Task objective - Tally the lines in the rows below that contain the word "Number", treating uppercase and lowercase as different, and reply with only the count.

-- START OF Source records --

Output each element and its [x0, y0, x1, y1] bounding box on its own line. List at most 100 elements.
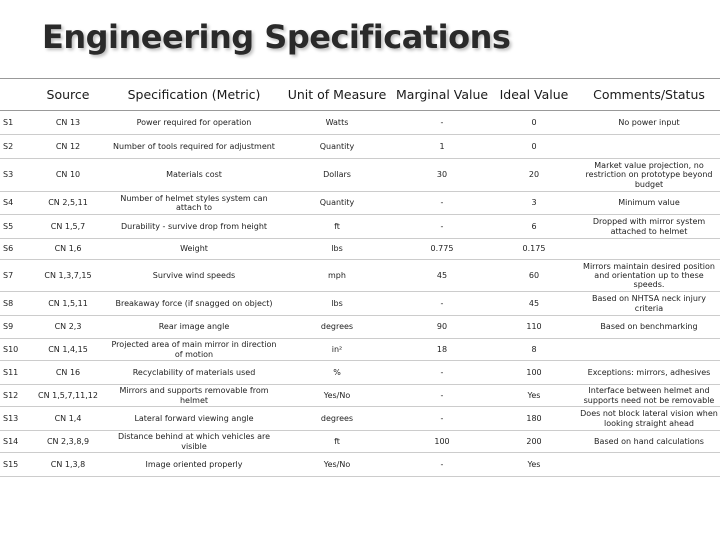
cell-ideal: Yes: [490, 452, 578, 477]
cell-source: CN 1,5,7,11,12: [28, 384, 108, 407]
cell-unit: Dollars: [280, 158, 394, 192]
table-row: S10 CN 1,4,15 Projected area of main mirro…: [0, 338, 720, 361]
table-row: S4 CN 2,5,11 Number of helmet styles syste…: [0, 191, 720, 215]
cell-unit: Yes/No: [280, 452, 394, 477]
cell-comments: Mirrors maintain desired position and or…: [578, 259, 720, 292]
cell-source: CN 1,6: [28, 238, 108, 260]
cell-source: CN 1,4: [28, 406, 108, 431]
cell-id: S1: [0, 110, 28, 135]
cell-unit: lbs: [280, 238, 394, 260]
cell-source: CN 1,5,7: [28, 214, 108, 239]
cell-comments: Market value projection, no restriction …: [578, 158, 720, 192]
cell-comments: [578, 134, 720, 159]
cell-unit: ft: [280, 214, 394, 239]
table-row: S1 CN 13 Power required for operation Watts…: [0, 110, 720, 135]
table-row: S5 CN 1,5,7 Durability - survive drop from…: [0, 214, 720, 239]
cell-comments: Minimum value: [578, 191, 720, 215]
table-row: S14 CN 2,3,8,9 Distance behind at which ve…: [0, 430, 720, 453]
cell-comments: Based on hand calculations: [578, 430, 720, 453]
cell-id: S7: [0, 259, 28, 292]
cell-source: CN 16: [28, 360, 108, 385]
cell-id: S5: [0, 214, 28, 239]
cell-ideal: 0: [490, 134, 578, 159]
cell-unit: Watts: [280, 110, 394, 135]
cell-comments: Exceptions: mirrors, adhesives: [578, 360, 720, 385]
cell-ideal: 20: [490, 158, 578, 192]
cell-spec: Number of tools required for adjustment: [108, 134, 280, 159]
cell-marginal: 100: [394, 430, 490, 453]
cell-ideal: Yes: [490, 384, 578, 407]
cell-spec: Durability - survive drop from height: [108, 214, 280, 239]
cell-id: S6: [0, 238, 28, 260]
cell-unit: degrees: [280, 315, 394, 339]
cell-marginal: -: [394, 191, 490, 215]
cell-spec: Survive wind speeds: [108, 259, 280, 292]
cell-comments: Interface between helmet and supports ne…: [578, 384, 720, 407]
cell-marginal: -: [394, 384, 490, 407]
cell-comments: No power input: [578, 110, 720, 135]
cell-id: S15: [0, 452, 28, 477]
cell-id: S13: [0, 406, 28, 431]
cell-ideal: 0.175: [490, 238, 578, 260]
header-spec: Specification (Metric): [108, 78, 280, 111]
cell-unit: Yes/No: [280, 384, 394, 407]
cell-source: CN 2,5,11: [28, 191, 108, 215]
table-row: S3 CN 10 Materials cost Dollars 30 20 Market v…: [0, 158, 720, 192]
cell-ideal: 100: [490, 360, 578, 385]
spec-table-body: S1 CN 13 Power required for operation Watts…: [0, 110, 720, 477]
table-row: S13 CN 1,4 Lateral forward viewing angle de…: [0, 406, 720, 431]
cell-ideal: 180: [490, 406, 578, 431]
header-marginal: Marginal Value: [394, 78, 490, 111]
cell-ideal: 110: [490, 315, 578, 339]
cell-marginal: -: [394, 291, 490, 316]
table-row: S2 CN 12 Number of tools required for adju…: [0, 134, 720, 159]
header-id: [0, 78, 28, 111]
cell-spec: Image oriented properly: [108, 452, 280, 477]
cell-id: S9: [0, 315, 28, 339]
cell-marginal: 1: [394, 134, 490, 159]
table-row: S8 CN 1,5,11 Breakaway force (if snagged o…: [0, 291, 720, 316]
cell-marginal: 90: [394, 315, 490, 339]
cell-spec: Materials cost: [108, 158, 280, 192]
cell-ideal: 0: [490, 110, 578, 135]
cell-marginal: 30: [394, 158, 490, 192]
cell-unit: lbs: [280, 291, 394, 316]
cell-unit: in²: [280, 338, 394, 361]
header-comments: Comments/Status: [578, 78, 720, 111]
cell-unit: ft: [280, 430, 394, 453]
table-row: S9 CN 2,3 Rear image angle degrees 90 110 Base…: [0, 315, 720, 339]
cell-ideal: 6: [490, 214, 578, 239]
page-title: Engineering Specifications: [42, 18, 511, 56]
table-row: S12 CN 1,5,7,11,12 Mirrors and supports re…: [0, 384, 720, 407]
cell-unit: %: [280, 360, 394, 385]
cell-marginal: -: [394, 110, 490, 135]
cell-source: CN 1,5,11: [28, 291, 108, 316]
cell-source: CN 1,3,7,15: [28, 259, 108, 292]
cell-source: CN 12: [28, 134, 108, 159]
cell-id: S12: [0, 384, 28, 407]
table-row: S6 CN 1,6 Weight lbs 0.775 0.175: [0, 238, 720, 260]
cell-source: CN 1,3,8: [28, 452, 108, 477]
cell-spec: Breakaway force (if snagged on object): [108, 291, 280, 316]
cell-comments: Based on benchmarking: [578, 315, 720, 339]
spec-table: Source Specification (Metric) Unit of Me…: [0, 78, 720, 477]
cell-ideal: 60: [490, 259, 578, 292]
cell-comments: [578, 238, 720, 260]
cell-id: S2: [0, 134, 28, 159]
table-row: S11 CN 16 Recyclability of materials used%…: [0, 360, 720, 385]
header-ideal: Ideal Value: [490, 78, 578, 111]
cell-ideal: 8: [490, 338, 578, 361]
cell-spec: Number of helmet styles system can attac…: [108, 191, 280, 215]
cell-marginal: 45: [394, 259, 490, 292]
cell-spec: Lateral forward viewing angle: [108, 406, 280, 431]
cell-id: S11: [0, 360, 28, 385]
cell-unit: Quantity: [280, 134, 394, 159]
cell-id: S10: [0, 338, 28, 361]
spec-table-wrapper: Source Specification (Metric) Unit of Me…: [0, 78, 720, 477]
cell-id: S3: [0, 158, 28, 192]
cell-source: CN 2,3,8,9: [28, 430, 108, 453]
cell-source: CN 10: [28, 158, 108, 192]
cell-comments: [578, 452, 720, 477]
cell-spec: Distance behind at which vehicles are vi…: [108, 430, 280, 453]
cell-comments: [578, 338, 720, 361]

-- END OF Source records --

Answer to the exercise - 4